## Task prompt
What follows is a block of records; restate each one word for word.

## Supplied records
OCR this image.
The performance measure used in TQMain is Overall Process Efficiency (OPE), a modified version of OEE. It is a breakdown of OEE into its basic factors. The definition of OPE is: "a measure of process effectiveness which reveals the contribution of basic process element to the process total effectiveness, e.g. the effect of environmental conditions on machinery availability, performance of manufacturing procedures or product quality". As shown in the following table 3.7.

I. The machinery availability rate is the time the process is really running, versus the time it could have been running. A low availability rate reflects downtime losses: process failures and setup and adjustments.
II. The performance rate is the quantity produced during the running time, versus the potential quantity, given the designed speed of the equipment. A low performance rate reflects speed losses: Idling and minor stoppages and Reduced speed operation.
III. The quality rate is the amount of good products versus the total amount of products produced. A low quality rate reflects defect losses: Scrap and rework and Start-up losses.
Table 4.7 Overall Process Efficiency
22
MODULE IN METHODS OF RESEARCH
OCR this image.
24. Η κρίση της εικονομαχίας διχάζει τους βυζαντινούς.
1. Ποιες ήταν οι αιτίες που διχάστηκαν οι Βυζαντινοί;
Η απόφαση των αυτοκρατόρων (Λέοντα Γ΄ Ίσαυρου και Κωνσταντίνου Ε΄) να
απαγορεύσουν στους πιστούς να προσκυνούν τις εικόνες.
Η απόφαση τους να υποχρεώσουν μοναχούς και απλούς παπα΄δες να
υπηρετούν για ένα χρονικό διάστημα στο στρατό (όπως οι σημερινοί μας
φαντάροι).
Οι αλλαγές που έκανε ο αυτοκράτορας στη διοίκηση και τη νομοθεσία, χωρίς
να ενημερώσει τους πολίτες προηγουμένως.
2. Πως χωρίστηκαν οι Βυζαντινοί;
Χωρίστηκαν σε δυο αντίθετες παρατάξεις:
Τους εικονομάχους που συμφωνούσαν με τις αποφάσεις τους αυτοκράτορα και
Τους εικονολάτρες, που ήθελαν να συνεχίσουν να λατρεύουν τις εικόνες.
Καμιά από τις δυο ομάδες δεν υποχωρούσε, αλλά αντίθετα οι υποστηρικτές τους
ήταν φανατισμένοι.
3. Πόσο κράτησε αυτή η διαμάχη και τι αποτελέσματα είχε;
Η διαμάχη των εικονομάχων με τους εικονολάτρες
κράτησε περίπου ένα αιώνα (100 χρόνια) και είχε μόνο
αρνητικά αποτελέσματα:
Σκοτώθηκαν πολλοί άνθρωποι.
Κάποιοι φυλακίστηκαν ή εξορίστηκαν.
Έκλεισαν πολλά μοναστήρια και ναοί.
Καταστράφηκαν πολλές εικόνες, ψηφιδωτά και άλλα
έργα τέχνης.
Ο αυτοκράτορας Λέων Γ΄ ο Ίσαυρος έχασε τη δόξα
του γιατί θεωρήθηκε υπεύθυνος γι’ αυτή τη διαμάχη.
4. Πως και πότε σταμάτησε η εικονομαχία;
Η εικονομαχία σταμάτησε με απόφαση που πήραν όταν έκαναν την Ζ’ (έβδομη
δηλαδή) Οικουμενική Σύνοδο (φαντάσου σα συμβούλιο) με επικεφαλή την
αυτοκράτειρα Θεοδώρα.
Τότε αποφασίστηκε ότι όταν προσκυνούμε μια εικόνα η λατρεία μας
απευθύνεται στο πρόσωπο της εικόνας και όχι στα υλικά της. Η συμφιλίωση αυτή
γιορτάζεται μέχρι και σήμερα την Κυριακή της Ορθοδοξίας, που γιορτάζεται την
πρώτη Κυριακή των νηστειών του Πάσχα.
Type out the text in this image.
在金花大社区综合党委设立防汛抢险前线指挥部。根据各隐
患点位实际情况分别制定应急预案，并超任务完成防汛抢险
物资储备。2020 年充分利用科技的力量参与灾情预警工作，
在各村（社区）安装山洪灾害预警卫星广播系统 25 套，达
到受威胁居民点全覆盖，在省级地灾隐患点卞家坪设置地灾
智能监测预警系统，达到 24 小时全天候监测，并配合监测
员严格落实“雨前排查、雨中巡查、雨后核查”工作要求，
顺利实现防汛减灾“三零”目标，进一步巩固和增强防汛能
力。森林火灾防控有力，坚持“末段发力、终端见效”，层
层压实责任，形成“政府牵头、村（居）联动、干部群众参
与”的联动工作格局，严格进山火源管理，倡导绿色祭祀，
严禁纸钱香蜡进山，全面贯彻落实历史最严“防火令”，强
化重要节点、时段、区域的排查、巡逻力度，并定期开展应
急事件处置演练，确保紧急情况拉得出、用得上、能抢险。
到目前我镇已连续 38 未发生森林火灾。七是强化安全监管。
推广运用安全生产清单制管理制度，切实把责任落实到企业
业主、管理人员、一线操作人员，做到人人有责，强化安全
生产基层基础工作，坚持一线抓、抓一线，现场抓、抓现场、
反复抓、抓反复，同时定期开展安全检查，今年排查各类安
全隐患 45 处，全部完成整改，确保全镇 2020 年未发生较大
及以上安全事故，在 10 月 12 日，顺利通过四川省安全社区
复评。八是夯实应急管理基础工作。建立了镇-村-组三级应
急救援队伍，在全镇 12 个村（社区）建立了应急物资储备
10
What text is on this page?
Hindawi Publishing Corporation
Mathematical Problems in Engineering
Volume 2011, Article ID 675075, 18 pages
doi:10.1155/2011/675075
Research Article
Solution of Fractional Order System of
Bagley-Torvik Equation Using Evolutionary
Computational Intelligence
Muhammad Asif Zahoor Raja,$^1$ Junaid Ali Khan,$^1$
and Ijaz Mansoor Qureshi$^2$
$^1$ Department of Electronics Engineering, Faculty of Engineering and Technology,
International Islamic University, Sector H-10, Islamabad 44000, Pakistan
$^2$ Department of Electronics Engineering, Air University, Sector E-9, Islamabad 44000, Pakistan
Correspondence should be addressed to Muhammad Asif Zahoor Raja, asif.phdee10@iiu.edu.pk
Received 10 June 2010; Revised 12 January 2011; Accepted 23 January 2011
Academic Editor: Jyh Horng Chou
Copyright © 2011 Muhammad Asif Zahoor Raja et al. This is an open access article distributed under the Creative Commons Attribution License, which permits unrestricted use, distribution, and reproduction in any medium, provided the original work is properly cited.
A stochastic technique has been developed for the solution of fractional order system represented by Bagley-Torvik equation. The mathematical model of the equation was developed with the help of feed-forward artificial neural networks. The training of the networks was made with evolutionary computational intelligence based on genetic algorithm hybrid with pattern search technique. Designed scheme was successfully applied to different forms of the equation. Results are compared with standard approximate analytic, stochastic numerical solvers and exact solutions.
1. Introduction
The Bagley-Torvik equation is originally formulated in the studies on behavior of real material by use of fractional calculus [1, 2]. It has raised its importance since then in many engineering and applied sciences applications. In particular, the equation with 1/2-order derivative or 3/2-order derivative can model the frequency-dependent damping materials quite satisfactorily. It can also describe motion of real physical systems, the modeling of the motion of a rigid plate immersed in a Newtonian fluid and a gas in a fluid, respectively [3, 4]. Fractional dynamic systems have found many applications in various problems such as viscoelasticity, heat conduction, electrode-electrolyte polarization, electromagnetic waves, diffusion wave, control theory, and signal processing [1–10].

## Result for this exercise
OCR this image.
The performance measure used in TQMain is Overall Process Efficiency (OPE), a modified version of OEE. It is a breakdown of OEE into its basic factors. The definition of OPE is: "a measure of process effectiveness which reveals the contribution of basic process element to the process total effectiveness, e.g. the effect of environmental conditions on machinery availability, performance of manufacturing procedures or product quality". As shown in the following table 3.7.

I. The machinery availability rate is the time the process is really running, versus the time it could have been running. A low availability rate reflects downtime losses: process failures and setup and adjustments.
II. The performance rate is the quantity produced during the running time, versus the potential quantity, given the designed speed of the equipment. A low performance rate reflects speed losses: Idling and minor stoppages and Reduced speed operation.
III. The quality rate is the amount of good products versus the total amount of products produced. A low quality rate reflects defect losses: Scrap and rework and Start-up losses.
Table 4.7 Overall Process Efficiency
22
MODULE IN METHODS OF RESEARCH
OCR this image.
24. Η κρίση της εικονομαχίας διχάζει τους βυζαντινούς.
1. Ποιες ήταν οι αιτίες που διχάστηκαν οι Βυζαντινοί;
Η απόφαση των αυτοκρατόρων (Λέοντα Γ΄ Ίσαυρου και Κωνσταντίνου Ε΄) να
απαγορεύσουν στους πιστούς να προσκυνούν τις εικόνες.
Η απόφαση τους να υποχρεώσουν μοναχούς και απλούς παπα΄δες να
υπηρετούν για ένα χρονικό διάστημα στο στρατό (όπως οι σημερινοί μας
φαντάροι).
Οι αλλαγές που έκανε ο αυτοκράτορας στη διοίκηση και τη νομοθεσία, χωρίς
να ενημερώσει τους πολίτες προηγουμένως.
2. Πως χωρίστηκαν οι Βυζαντινοί;
Χωρίστηκαν σε δυο αντίθετες παρατάξεις:
Τους εικονομάχους που συμφωνούσαν με τις αποφάσεις τους αυτοκράτορα και
Τους εικονολάτρες, που ήθελαν να συνεχίσουν να λατρεύουν τις εικόνες.
Καμιά από τις δυο ομάδες δεν υποχωρούσε, αλλά αντίθετα οι υποστηρικτές τους
ήταν φανατισμένοι.
3. Πόσο κράτησε αυτή η διαμάχη και τι αποτελέσματα είχε;
Η διαμάχη των εικονομάχων με τους εικονολάτρες
κράτησε περίπου ένα αιώνα (100 χρόνια) και είχε μόνο
αρνητικά αποτελέσματα:
Σκοτώθηκαν πολλοί άνθρωποι.
Κάποιοι φυλακίστηκαν ή εξορίστηκαν.
Έκλεισαν πολλά μοναστήρια και ναοί.
Καταστράφηκαν πολλές εικόνες, ψηφιδωτά και άλλα
έργα τέχνης.
Ο αυτοκράτορας Λέων Γ΄ ο Ίσαυρος έχασε τη δόξα
του γιατί θεωρήθηκε υπεύθυνος γι’ αυτή τη διαμάχη.
4. Πως και πότε σταμάτησε η εικονομαχία;
Η εικονομαχία σταμάτησε με απόφαση που πήραν όταν έκαναν την Ζ’ (έβδομη
δηλαδή) Οικουμενική Σύνοδο (φαντάσου σα συμβούλιο) με επικεφαλή την
αυτοκράτειρα Θεοδώρα.
Τότε αποφασίστηκε ότι όταν προσκυνούμε μια εικόνα η λατρεία μας
απευθύνεται στο πρόσωπο της εικόνας και όχι στα υλικά της. Η συμφιλίωση αυτή
γιορτάζεται μέχρι και σήμερα την Κυριακή της Ορθοδοξίας, που γιορτάζεται την
πρώτη Κυριακή των νηστειών του Πάσχα.
Type out the text in this image.
在金花大社区综合党委设立防汛抢险前线指挥部。根据各隐
患点位实际情况分别制定应急预案，并超任务完成防汛抢险
物资储备。2020 年充分利用科技的力量参与灾情预警工作，
在各村（社区）安装山洪灾害预警卫星广播系统 25 套，达
到受威胁居民点全覆盖，在省级地灾隐患点卞家坪设置地灾
智能监测预警系统，达到 24 小时全天候监测，并配合监测
员严格落实“雨前排查、雨中巡查、雨后核查”工作要求，
顺利实现防汛减灾“三零”目标，进一步巩固和增强防汛能
力。森林火灾防控有力，坚持“末段发力、终端见效”，层
层压实责任，形成“政府牵头、村（居）联动、干部群众参
与”的联动工作格局，严格进山火源管理，倡导绿色祭祀，
严禁纸钱香蜡进山，全面贯彻落实历史最严“防火令”，强
化重要节点、时段、区域的排查、巡逻力度，并定期开展应
急事件处置演练，确保紧急情况拉得出、用得上、能抢险。
到目前我镇已连续 38 未发生森林火灾。七是强化安全监管。
推广运用安全生产清单制管理制度，切实把责任落实到企业
业主、管理人员、一线操作人员，做到人人有责，强化安全
生产基层基础工作，坚持一线抓、抓一线，现场抓、抓现场、
反复抓、抓反复，同时定期开展安全检查，今年排查各类安
全隐患 45 处，全部完成整改，确保全镇 2020 年未发生较大
及以上安全事故，在 10 月 12 日，顺利通过四川省安全社区
复评。八是夯实应急管理基础工作。建立了镇-村-组三级应
急救援队伍，在全镇 12 个村（社区）建立了应急物资储备
10
What text is on this page?
Hindawi Publishing Corporation
Mathematical Problems in Engineering
Volume 2011, Article ID 675075, 18 pages
doi:10.1155/2011/675075
Research Article
Solution of Fractional Order System of
Bagley-Torvik Equation Using Evolutionary
Computational Intelligence
Muhammad Asif Zahoor Raja,$^1$ Junaid Ali Khan,$^1$
and Ijaz Mansoor Qureshi$^2$
$^1$ Department of Electronics Engineering, Faculty of Engineering and Technology,
International Islamic University, Sector H-10, Islamabad 44000, Pakistan
$^2$ Department of Electronics Engineering, Air University, Sector E-9, Islamabad 44000, Pakistan
Correspondence should be addressed to Muhammad Asif Zahoor Raja, asif.phdee10@iiu.edu.pk
Received 10 June 2010; Revised 12 January 2011; Accepted 23 January 2011
Academic Editor: Jyh Horng Chou
Copyright © 2011 Muhammad Asif Zahoor Raja et al. This is an open access article distributed under the Creative Commons Attribution License, which permits unrestricted use, distribution, and reproduction in any medium, provided the original work is properly cited.
A stochastic technique has been developed for the solution of fractional order system represented by Bagley-Torvik equation. The mathematical model of the equation was developed with the help of feed-forward artificial neural networks. The training of the networks was made with evolutionary computational intelligence based on genetic algorithm hybrid with pattern search technique. Designed scheme was successfully applied to different forms of the equation. Results are compared with standard approximate analytic, stochastic numerical solvers and exact solutions.
1. Introduction
The Bagley-Torvik equation is originally formulated in the studies on behavior of real material by use of fractional calculus [1, 2]. It has raised its importance since then in many engineering and applied sciences applications. In particular, the equation with 1/2-order derivative or 3/2-order derivative can model the frequency-dependent damping materials quite satisfactorily. It can also describe motion of real physical systems, the modeling of the motion of a rigid plate immersed in a Newtonian fluid and a gas in a fluid, respectively [3, 4]. Fractional dynamic systems have found many applications in various problems such as viscoelasticity, heat conduction, electrode-electrolyte polarization, electromagnetic waves, diffusion wave, control theory, and signal processing [1–10].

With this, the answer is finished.